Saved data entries
◆ ◆ ◆ ◆ ◆
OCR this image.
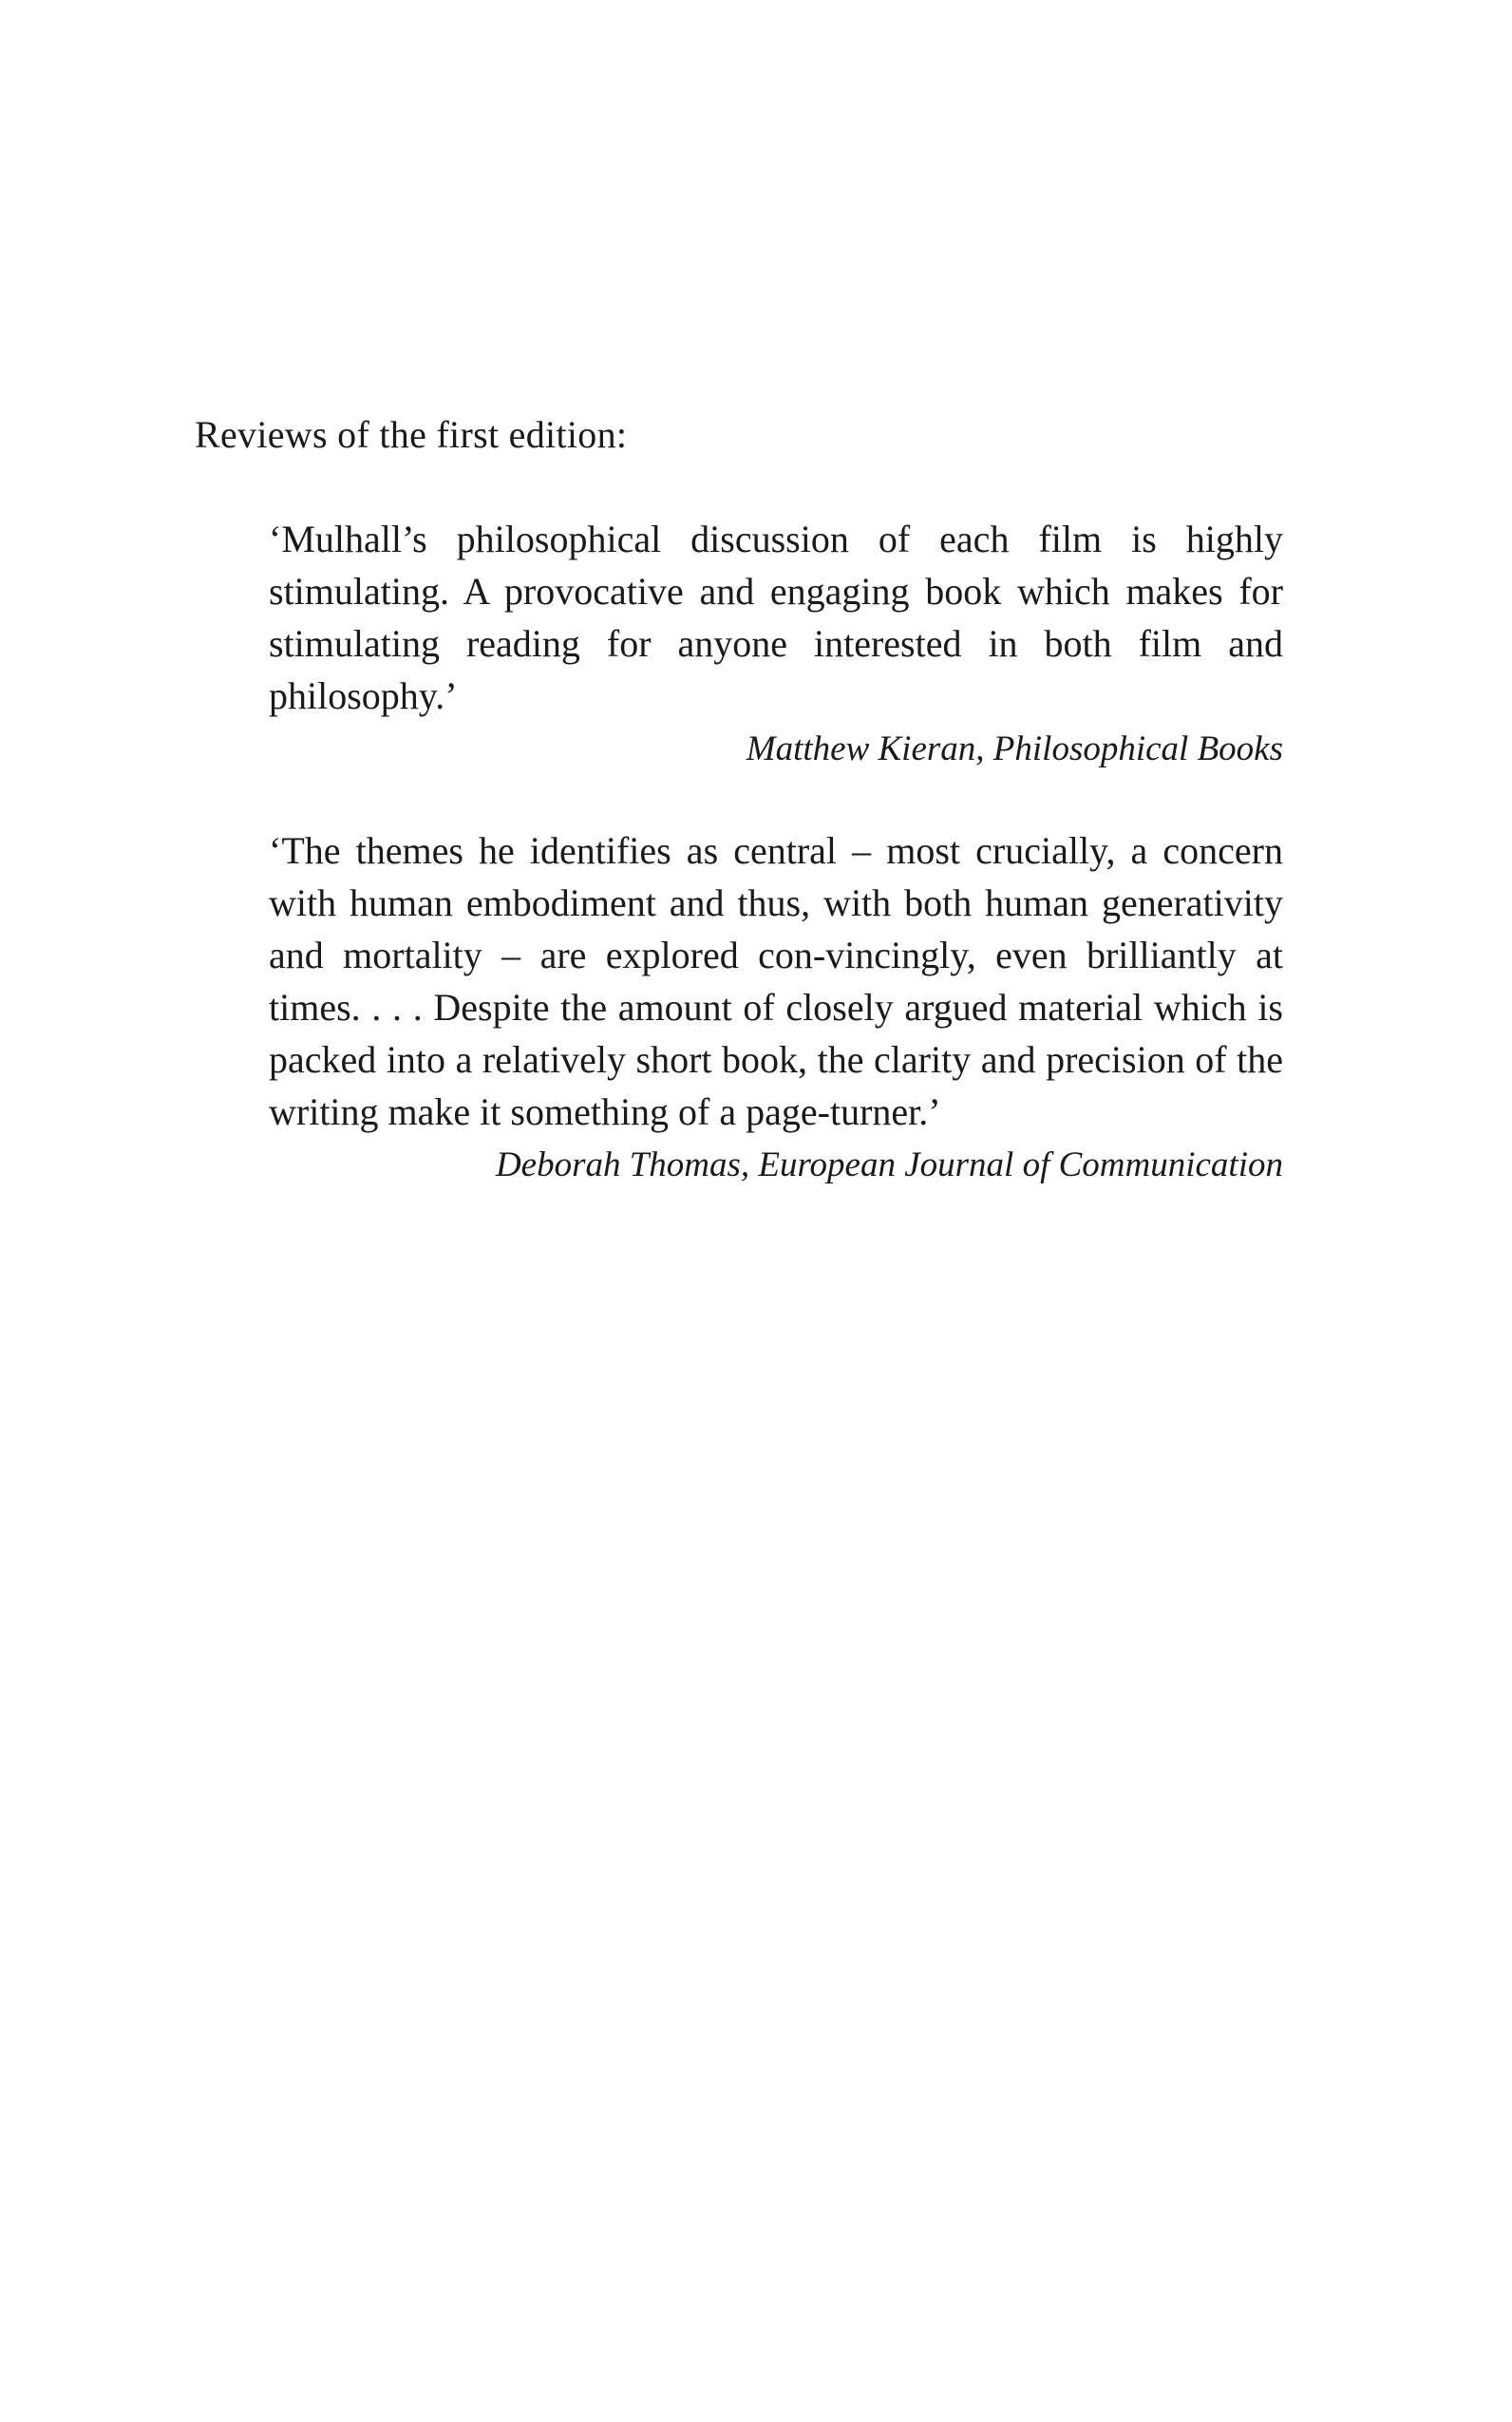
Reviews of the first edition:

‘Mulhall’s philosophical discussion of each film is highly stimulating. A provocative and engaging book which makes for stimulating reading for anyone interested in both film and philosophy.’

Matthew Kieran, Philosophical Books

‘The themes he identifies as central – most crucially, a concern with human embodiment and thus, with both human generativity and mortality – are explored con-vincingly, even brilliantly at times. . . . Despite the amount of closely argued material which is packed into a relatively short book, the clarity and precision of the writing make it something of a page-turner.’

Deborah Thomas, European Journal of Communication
◆ ◆ ◆ ◆ ◆
SET TASK
Copy all the data exactly as written, but skip any picture.

RESPONSE TO THIS TASK
OCR this image.
Reviews of the first edition:

‘Mulhall’s philosophical discussion of each film is highly stimulating. A provocative and engaging book which makes for stimulating reading for anyone interested in both film and philosophy.’

Matthew Kieran, Philosophical Books

‘The themes he identifies as central – most crucially, a concern with human embodiment and thus, with both human generativity and mortality – are explored con-vincingly, even brilliantly at times. . . . Despite the amount of closely argued material which is packed into a relatively short book, the clarity and precision of the writing make it something of a page-turner.’

Deborah Thomas, European Journal of Communication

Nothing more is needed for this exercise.